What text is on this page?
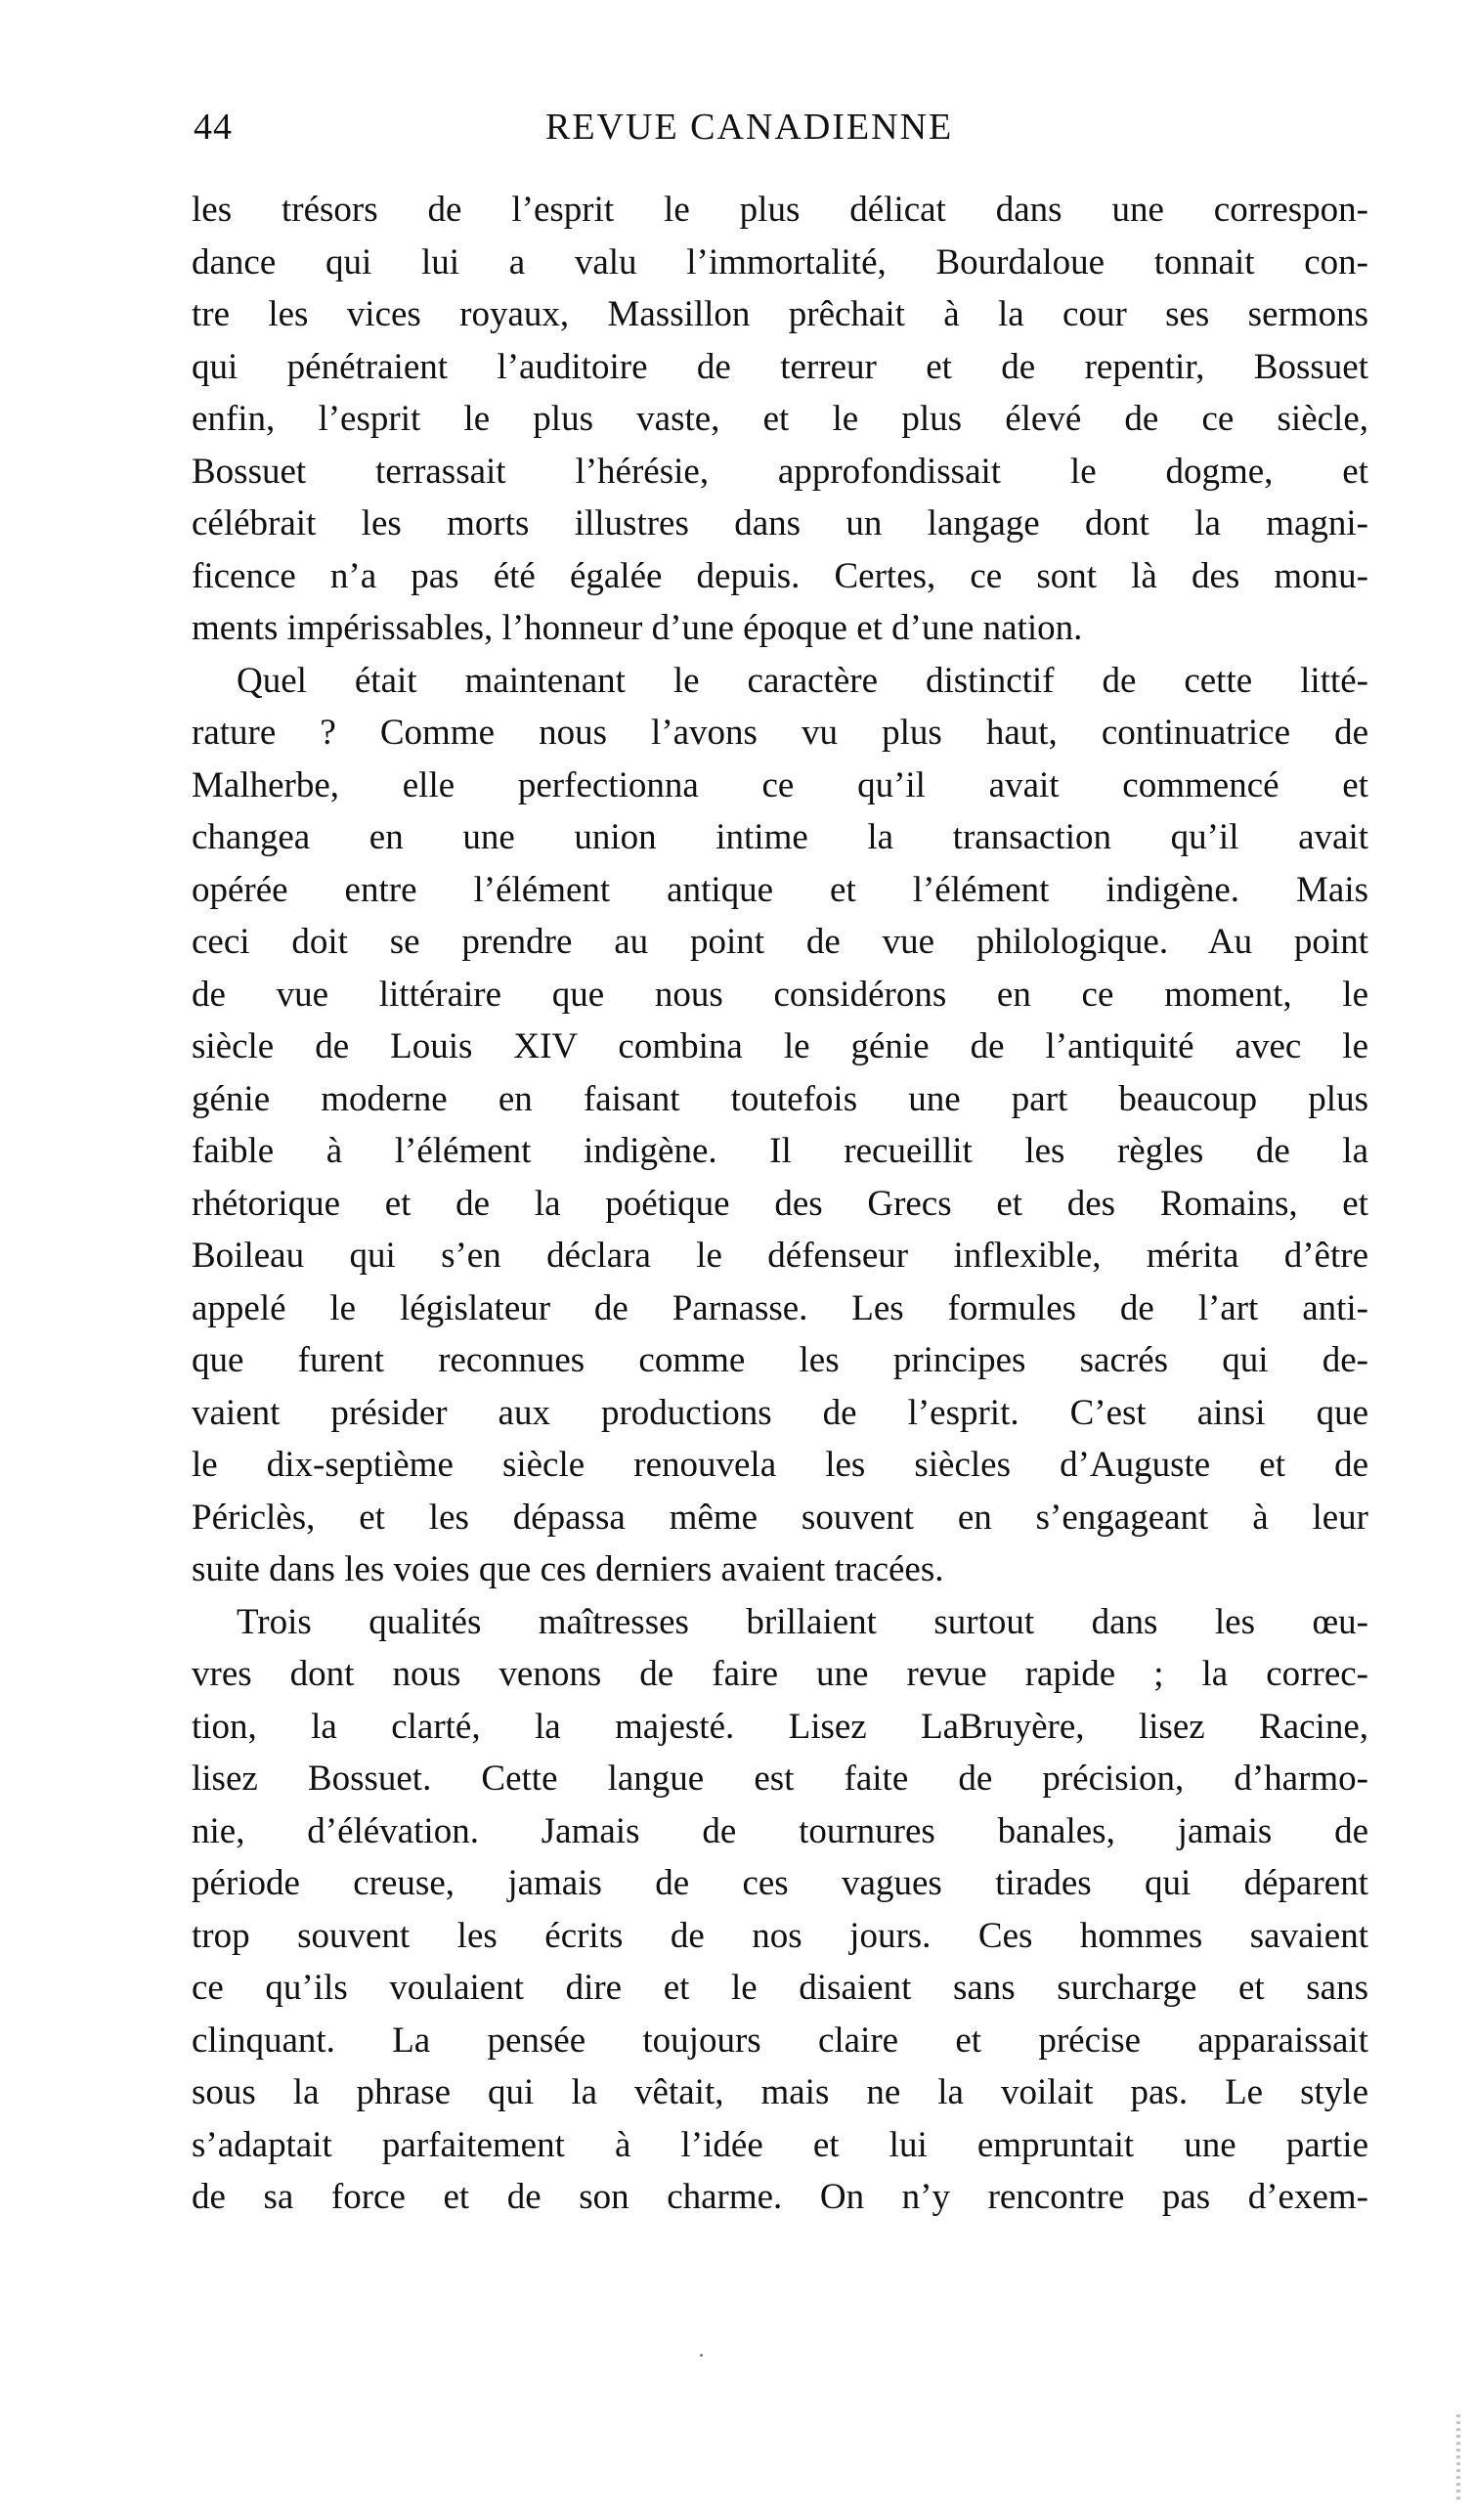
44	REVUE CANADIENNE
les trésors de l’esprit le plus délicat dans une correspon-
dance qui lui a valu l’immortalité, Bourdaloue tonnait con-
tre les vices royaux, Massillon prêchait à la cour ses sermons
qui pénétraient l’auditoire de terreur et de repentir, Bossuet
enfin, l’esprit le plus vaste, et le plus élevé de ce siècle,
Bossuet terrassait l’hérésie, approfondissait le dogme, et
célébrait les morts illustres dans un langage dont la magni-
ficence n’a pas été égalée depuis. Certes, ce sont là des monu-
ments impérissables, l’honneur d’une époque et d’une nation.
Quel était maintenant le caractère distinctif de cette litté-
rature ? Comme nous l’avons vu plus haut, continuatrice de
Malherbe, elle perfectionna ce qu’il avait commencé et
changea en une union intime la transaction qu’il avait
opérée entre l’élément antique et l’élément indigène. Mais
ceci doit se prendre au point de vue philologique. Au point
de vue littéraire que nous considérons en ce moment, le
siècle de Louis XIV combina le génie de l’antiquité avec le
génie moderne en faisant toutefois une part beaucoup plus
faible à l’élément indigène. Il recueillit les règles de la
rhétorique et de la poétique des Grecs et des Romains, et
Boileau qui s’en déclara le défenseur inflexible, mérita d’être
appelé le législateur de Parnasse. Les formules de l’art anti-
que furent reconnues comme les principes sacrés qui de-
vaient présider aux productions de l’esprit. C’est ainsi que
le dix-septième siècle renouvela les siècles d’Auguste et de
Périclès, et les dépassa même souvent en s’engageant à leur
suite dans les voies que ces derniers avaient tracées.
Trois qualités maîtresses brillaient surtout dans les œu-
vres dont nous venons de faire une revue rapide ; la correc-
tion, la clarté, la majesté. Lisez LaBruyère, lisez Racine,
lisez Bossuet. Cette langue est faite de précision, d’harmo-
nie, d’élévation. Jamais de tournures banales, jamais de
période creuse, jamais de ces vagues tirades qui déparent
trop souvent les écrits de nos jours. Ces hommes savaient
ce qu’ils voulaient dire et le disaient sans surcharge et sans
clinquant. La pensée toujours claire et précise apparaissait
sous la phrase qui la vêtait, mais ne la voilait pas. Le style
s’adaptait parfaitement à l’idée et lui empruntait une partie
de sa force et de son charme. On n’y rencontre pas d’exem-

__The request__:
Of all the lines in the entries, how many contain the word "jamais"? Give only the number.

__Answer below__:
2